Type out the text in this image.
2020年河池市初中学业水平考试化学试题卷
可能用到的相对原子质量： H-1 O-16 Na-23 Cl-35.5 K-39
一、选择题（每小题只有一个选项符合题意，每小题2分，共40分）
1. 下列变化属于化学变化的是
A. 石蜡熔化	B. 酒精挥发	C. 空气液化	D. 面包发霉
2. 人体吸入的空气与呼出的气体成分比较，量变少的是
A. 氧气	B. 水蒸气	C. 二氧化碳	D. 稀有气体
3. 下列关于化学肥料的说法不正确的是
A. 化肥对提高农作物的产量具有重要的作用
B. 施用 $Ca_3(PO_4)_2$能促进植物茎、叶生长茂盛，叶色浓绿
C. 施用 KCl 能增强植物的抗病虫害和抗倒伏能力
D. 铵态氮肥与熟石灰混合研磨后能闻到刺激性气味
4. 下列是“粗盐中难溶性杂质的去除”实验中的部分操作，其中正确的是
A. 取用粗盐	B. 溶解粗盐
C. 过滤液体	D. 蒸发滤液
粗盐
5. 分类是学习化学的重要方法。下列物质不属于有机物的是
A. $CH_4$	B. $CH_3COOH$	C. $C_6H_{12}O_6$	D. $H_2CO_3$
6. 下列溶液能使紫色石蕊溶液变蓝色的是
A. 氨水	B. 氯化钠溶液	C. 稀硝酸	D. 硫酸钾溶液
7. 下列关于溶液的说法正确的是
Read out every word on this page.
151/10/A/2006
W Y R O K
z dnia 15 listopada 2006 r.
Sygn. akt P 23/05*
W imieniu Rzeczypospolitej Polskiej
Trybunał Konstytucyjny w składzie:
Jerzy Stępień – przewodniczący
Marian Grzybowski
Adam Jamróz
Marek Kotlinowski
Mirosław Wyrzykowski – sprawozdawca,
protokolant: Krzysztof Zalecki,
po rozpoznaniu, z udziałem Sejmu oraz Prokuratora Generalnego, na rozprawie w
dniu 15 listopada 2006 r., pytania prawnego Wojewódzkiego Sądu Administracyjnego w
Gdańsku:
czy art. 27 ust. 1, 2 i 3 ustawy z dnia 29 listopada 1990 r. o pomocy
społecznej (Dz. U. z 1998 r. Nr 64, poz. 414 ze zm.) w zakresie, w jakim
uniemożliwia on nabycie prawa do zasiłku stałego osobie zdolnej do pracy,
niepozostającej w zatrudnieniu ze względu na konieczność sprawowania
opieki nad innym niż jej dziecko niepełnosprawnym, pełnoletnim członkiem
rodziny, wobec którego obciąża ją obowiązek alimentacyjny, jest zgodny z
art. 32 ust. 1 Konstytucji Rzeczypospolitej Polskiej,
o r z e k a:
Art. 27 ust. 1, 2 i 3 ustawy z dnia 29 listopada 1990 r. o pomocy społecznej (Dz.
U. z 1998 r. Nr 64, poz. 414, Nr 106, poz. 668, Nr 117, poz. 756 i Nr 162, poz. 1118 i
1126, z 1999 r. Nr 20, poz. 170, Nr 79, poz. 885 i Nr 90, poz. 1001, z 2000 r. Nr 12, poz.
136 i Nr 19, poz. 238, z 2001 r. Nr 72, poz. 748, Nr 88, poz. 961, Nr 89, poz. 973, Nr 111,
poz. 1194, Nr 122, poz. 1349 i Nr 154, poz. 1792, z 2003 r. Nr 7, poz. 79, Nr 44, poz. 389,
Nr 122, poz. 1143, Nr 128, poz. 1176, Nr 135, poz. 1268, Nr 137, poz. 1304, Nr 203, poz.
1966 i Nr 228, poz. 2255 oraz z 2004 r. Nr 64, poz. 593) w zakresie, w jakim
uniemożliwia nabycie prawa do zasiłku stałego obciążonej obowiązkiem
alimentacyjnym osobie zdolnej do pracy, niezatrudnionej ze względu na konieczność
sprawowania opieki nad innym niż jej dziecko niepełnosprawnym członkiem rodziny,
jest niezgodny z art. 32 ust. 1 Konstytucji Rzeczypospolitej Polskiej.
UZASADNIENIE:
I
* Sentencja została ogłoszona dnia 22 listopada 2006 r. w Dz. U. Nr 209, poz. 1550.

——

*PROBLEM STATEMENT*.
Exactly how many lines of the listing above contain the string "osobie"? Give no more than the number.

*THE ANSWER*.
2